*DO THIS*:
Reproduce the records below exactly as they appear, omitting any pictures they contain.

*THE RECORDS*:
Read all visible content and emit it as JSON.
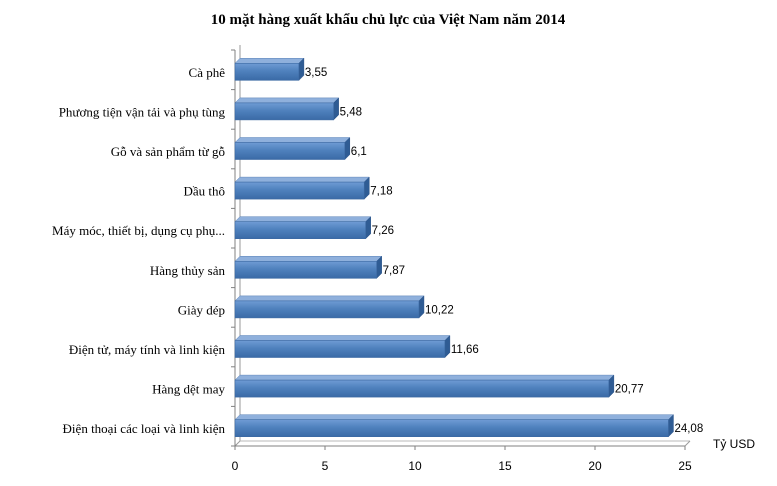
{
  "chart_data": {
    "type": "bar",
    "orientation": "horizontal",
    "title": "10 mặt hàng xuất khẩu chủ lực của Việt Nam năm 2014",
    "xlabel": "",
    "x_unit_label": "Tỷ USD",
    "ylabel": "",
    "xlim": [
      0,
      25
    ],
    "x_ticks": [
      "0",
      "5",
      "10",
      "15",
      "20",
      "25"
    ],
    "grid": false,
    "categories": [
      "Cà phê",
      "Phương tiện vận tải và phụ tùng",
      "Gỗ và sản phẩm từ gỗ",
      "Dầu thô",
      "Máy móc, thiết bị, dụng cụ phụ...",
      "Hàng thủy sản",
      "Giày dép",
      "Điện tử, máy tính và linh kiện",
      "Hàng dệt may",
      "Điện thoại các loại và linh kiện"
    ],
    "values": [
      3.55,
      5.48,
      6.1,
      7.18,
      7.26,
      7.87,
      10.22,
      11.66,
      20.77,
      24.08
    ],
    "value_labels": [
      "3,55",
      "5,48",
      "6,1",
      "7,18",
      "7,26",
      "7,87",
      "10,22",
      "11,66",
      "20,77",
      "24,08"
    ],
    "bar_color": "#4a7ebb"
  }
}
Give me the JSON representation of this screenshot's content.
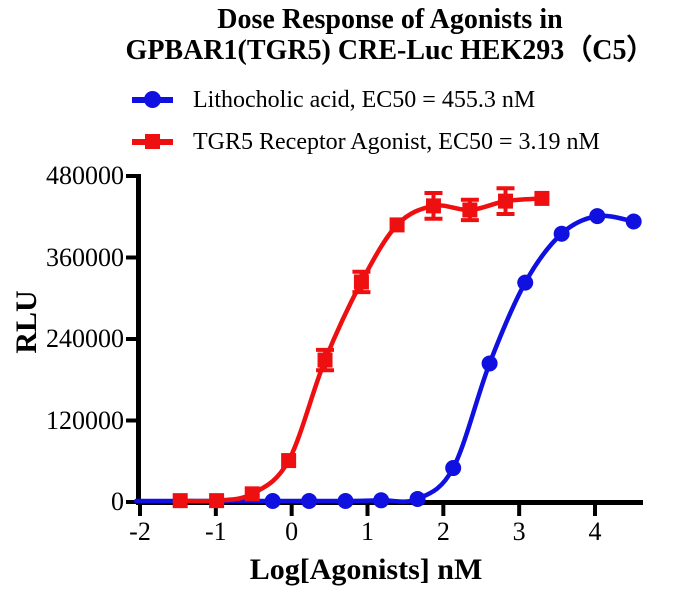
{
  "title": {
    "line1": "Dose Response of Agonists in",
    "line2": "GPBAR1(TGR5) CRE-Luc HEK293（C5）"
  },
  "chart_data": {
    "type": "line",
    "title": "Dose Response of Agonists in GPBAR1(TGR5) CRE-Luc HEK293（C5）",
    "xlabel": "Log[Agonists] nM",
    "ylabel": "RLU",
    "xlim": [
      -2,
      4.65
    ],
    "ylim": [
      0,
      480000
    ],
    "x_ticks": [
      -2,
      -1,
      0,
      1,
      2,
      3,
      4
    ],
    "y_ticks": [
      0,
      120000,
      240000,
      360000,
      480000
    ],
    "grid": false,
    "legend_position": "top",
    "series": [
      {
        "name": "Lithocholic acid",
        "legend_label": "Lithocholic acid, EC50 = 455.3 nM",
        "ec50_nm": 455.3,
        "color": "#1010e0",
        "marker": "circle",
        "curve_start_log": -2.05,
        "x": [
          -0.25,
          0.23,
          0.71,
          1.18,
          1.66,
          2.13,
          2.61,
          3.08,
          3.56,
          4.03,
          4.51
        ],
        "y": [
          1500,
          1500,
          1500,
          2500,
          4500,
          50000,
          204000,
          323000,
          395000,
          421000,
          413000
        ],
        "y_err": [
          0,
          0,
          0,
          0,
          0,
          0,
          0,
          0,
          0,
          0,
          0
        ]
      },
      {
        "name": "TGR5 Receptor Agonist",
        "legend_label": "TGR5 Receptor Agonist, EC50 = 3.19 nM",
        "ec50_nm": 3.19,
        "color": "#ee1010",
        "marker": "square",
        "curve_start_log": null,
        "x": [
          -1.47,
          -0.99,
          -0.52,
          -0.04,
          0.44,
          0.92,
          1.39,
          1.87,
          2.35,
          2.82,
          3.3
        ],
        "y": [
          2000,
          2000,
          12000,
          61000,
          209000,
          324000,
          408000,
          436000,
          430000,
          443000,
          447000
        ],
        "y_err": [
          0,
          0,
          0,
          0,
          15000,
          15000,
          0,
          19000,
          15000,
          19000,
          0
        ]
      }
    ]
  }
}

*FINAL RESULT*:
Read all visible content and emit it as JSON.
{
  "chart_data": {
    "type": "bar",
    "orientation": "horizontal",
    "title": "10 mặt hàng xuất khẩu chủ lực của Việt Nam năm 2014",
    "xlabel": "",
    "x_unit_label": "Tỷ USD",
    "ylabel": "",
    "xlim": [
      0,
      25
    ],
    "x_ticks": [
      "0",
      "5",
      "10",
      "15",
      "20",
      "25"
    ],
    "grid": false,
    "categories": [
      "Cà phê",
      "Phương tiện vận tải và phụ tùng",
      "Gỗ và sản phẩm từ gỗ",
      "Dầu thô",
      "Máy móc, thiết bị, dụng cụ phụ...",
      "Hàng thủy sản",
      "Giày dép",
      "Điện tử, máy tính và linh kiện",
      "Hàng dệt may",
      "Điện thoại các loại và linh kiện"
    ],
    "values": [
      3.55,
      5.48,
      6.1,
      7.18,
      7.26,
      7.87,
      10.22,
      11.66,
      20.77,
      24.08
    ],
    "value_labels": [
      "3,55",
      "5,48",
      "6,1",
      "7,18",
      "7,26",
      "7,87",
      "10,22",
      "11,66",
      "20,77",
      "24,08"
    ],
    "bar_color": "#4a7ebb"
  }
}
Give me the JSON representation of this screenshot's content.
{
  "title": {
    "line1": "Dose Response of Agonists in",
    "line2": "GPBAR1(TGR5) CRE-Luc HEK293（C5）"
  },
  "chart_data": {
    "type": "line",
    "title": "Dose Response of Agonists in GPBAR1(TGR5) CRE-Luc HEK293（C5）",
    "xlabel": "Log[Agonists] nM",
    "ylabel": "RLU",
    "xlim": [
      -2,
      4.65
    ],
    "ylim": [
      0,
      480000
    ],
    "x_ticks": [
      -2,
      -1,
      0,
      1,
      2,
      3,
      4
    ],
    "y_ticks": [
      0,
      120000,
      240000,
      360000,
      480000
    ],
    "grid": false,
    "legend_position": "top",
    "series": [
      {
        "name": "Lithocholic acid",
        "legend_label": "Lithocholic acid, EC50 = 455.3 nM",
        "ec50_nm": 455.3,
        "color": "#1010e0",
        "marker": "circle",
        "curve_start_log": -2.05,
        "x": [
          -0.25,
          0.23,
          0.71,
          1.18,
          1.66,
          2.13,
          2.61,
          3.08,
          3.56,
          4.03,
          4.51
        ],
        "y": [
          1500,
          1500,
          1500,
          2500,
          4500,
          50000,
          204000,
          323000,
          395000,
          421000,
          413000
        ],
        "y_err": [
          0,
          0,
          0,
          0,
          0,
          0,
          0,
          0,
          0,
          0,
          0
        ]
      },
      {
        "name": "TGR5 Receptor Agonist",
        "legend_label": "TGR5 Receptor Agonist, EC50 = 3.19 nM",
        "ec50_nm": 3.19,
        "color": "#ee1010",
        "marker": "square",
        "curve_start_log": null,
        "x": [
          -1.47,
          -0.99,
          -0.52,
          -0.04,
          0.44,
          0.92,
          1.39,
          1.87,
          2.35,
          2.82,
          3.3
        ],
        "y": [
          2000,
          2000,
          12000,
          61000,
          209000,
          324000,
          408000,
          436000,
          430000,
          443000,
          447000
        ],
        "y_err": [
          0,
          0,
          0,
          0,
          15000,
          15000,
          0,
          19000,
          15000,
          19000,
          0
        ]
      }
    ]
  }
}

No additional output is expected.